* PROBLEM DESCRIPTION: Search the data for the word "will". Reproduce every line where it is found.

## begin GIVEN ENTRIES

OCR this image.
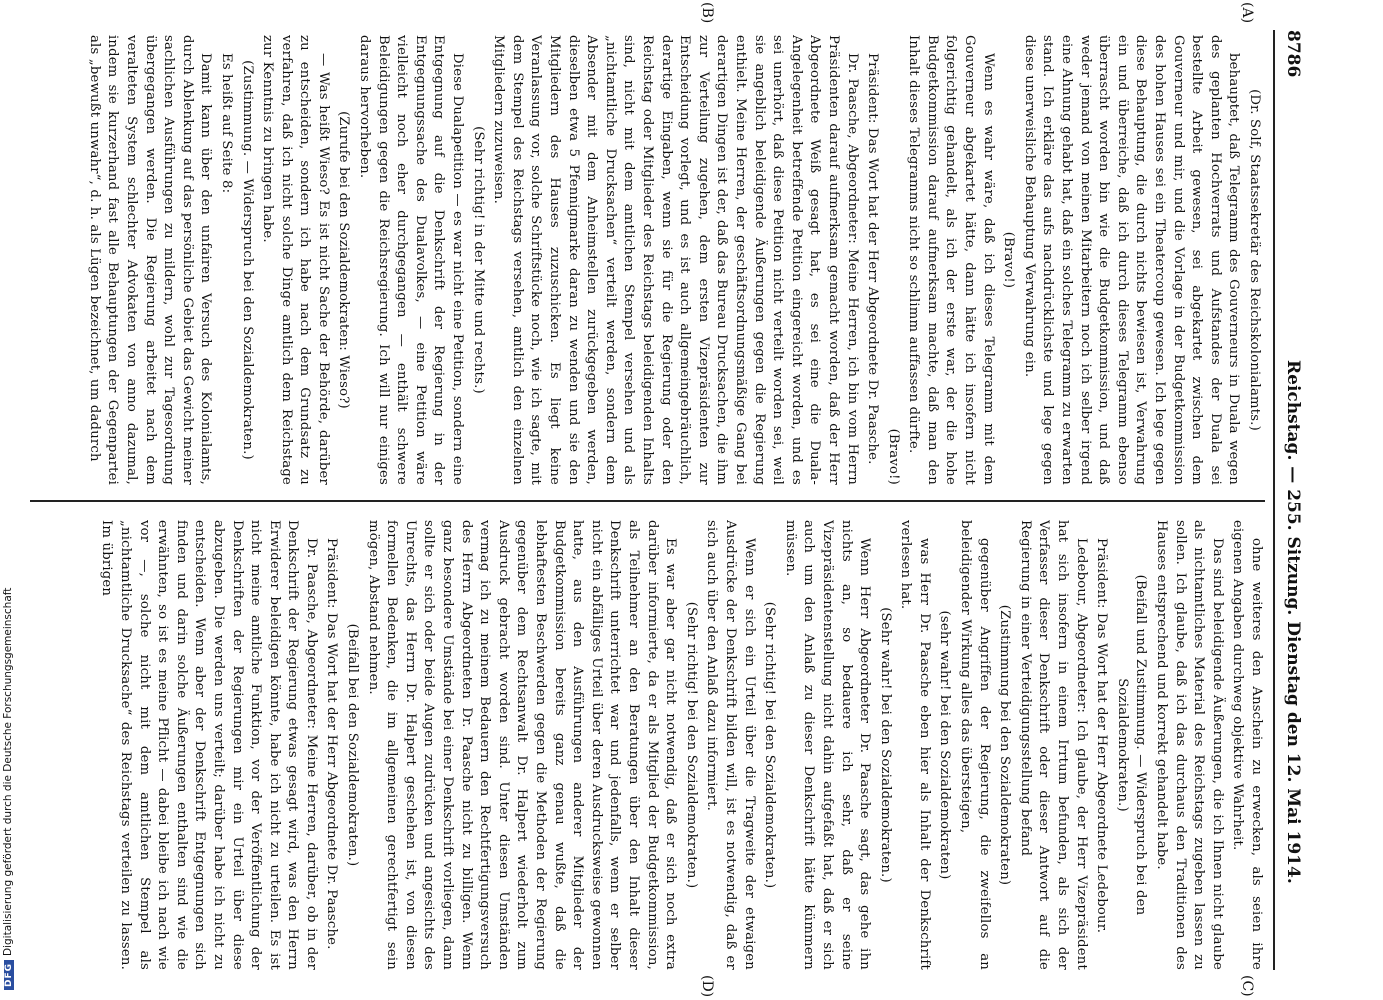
DFGDigitalisierung gefördert durch die Deutsche Forschungsgemeinschaft
8786
Reichstag. — 255. Sitzung. Dienstag den 12. Mai 1914.
(A)
(B)
(C)
(D)

(Dr. Solf, Staatssekretär des Reichskolonialamts.)

behauptet, daß Telegramm des Gouverneurs in Duala wegen des geplanten Hochverrats und Aufstandes der Duala sei bestellte Arbeit gewesen, sei abgekartet zwischen dem Gouverneur und mir, und die Vorlage in der Budgetkommission des hohen Hauses sei ein Theatercoup gewesen. Ich lege gegen diese Behauptung, die durch nichts bewiesen ist, Verwahrung ein und überreiche, daß ich durch dieses Telegramm ebenso überrascht worden bin wie die Budgetkommission, und daß weder jemand von meinen Mitarbeitern noch ich selber irgend eine Ahnung gehabt hat, daß ein solches Telegramm zu erwarten stand. Ich erkläre das aufs nachdrücklichste und lege gegen diese unerweisliche Behauptung Verwahrung ein.

(Bravo!)

Wenn es wahr wäre, daß ich dieses Telegramm mit dem Gouverneur abgekartet hätte, dann hätte ich insofern nicht folgerichtig gehandelt, als ich der erste war, der die hohe Budgetkommission darauf aufmerksam machte, daß man den Inhalt dieses Telegramms nicht so schlimm auffassen dürfte.

(Bravo!)

Präsident: Das Wort hat der Herr Abgeordnete Dr. Paasche.

Dr. Paasche, Abgeordneter: Meine Herren, ich bin vom Herrn Präsidenten darauf aufmerksam gemacht worden, daß der Herr Abgeordnete Weiß gesagt hat, es sei eine die Duala-Angelegenheit betreffende Petition eingereicht worden, und es sei unerhört, daß diese Petition nicht verteilt worden sei, weil sie angeblich beleidigende Äußerungen gegen die Regierung enthielt. Meine Herren, der geschäftsordnungsmäßige Gang bei derartigen Dingen ist der, daß das Bureau Drucksachen, die ihm zur Verteilung zugehen, dem ersten Vizepräsidenten zur Entscheidung vorlegt, und es ist auch allgemeingebräuchlich, derartige Eingaben, wenn sie für die Regierung oder den Reichstag oder Mitglieder des Reichstags beleidigenden Inhalts sind, nicht mit dem amtlichen Stempel versehen und als „nichtamtliche Drucksachen“ verteilt werden, sondern dem Absender mit dem Anheimstellen zurückgegeben werden, dieselben etwa 5 Pfennigmarke daran zu wenden und sie den Mitgliedern des Hauses zuzuschicken. Es liegt keine Veranlassung vor, solche Schriftstücke noch, wie ich sagte, mit dem Stempel des Reichstags versehen, amtlich den einzelnen Mitgliedern zuzuweisen.

(Sehr richtig! in der Mitte und rechts.)

Diese Dualapetition — es war nicht eine Petition, sondern eine Entgegnung auf die Denkschrift der Regierung in der Entgegnungssache des Dualavolkes, — eine Petition wäre vielleicht noch eher durchgegangen — enthält schwere Beleidigungen gegen die Reichsregierung. Ich will nur einiges daraus hervorheben.

(Zurufe bei den Sozialdemokraten: Wieso?)

— Was heißt Wieso? Es ist nicht Sache der Behörde, darüber zu entscheiden, sondern ich habe nach dem Grundsatz zu verfahren, daß ich nicht solche Dinge amtlich dem Reichstage zur Kenntnis zu bringen habe.

(Zustimmung. — Widerspruch bei den Sozialdemokraten.)

Es heißt auf Seite 8:

Damit kann über den unfairen Versuch des Kolonialamts, durch Ablenkung auf das persönliche Gebiet das Gewicht meiner sachlichen Ausführungen zu mildern, wohl zur Tagesordnung übergegangen werden. Die Regierung arbeitet nach dem veralteten System schlechter Advokaten von anno dazumal, indem sie kurzerhand fast alle Behauptungen der Gegenpartei als „bewußt unwahr“, d. h. als Lügen bezeichnet, um dadurch

ohne weiteres den Anschein zu erwecken, als seien ihre eigenen Angaben durchweg objektive Wahrheit.

Das sind beleidigende Äußerungen, die ich Ihnen nicht glaube als nichtamtliches Material des Reichstags zugeben lassen zu sollen. Ich glaube, daß ich das durchaus den Traditionen des Hauses entsprechend und korrekt gehandelt habe.

(Beifall und Zustimmung. — Widerspruch bei den Sozialdemokraten.)

Präsident: Das Wort hat der Herr Abgeordnete Ledebour.

Ledebour, Abgeordneter: Ich glaube, der Herr Vizepräsident hat sich insofern in einem Irrtum befunden, als sich der Verfasser dieser Denkschrift oder dieser Antwort auf die Regierung in einer Verteidigungsstellung befand

(Zustimmung bei den Sozialdemokraten)

gegenüber Angriffen der Regierung, die zweifellos an beleidigender Wirkung alles das übersteigen,

(sehr wahr! bei den Sozialdemokraten)

was Herr Dr. Paasche eben hier als Inhalt der Denkschrift verlesen hat.

(Sehr wahr! bei den Sozialdemokraten.)

Wenn Herr Abgeordneter Dr. Paasche sagt, das gehe ihn nichts an, so bedauere ich sehr, daß er seine Vizepräsidentenstellung nicht dahin aufgefaßt hat, daß er sich auch um den Anlaß zu dieser Denkschrift hätte kümmern müssen.

(Sehr richtig! bei den Sozialdemokraten.)

Wenn er sich ein Urteil über die Tragweite der etwaigen Ausdrücke der Denkschrift bilden will, ist es notwendig, daß er sich auch über den Anlaß dazu informiert.

(Sehr richtig! bei den Sozialdemokraten.)

Es war aber gar nicht notwendig, daß er sich noch extra darüber informierte, da er als Mitglied der Budgetkommission, als Teilnehmer an den Beratungen über den Inhalt dieser Denkschrift unterrichtet war und jedenfalls, wenn er selber nicht ein abfälliges Urteil über deren Ausdrucksweise gewonnen hatte, aus den Ausführungen anderer Mitglieder der Budgetkommission bereits ganz genau wußte, daß die lebhaftesten Beschwerden gegen die Methoden der Regierung gegenüber dem Rechtsanwalt Dr. Halpert wiederholt zum Ausdruck gebracht worden sind. Unter diesen Umständen vermag ich zu meinem Bedauern den Rechtfertigungsversuch des Herrn Abgeordneten Dr. Paasche nicht zu billigen. Wenn ganz besondere Umstände bei einer Denkschrift vorliegen, dann sollte er sich oder beide Augen zudrücken und angesichts des Unrechts, das Herrn Dr. Halpert geschehen ist, von diesen formellen Bedenken, die im allgemeinen gerechtfertigt sein mögen, Abstand nehmen.

(Beifall bei den Sozialdemokraten.)

Präsident: Das Wort hat der Herr Abgeordnete Dr. Paasche.

Dr. Paasche, Abgeordneter: Meine Herren, darüber, ob in der Denkschrift der Regierung etwas gesagt wird, was den Herrn Erwiderer beleidigen könnte, habe ich nicht zu urteilen. Es ist nicht meine amtliche Funktion, vor der Veröffentlichung der Denkschriften der Regierungen mir ein Urteil über diese abzugeben. Die werden uns verteilt; darüber habe ich nicht zu entscheiden. Wenn aber der Denkschrift Entgegnungen sich finden und darin solche Äußerungen enthalten sind wie die erwähnten, so ist es meine Pflicht — dabei bleibe ich nach wie vor —, solche nicht mit dem amtlichen Stempel als „nichtamtliche Drucksache“ des Reichstags verteilen zu lassen. Im übrigen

## end GIVEN ENTRIES

* RESULT OF THIS TASK:
Diese Dualapetition — es war nicht eine Petition, sondern eine Entgegnung auf die Denkschrift der Regierung in der Entgegnungssache des Dualavolkes, — eine Petition wäre vielleicht noch eher durchgegangen — enthält schwere Beleidigungen gegen die Reichsregierung. Ich will nur einiges daraus hervorheben.
Wenn er sich ein Urteil über die Tragweite der etwaigen Ausdrücke der Denkschrift bilden will, ist es notwendig, daß er sich auch über den Anlaß dazu informiert.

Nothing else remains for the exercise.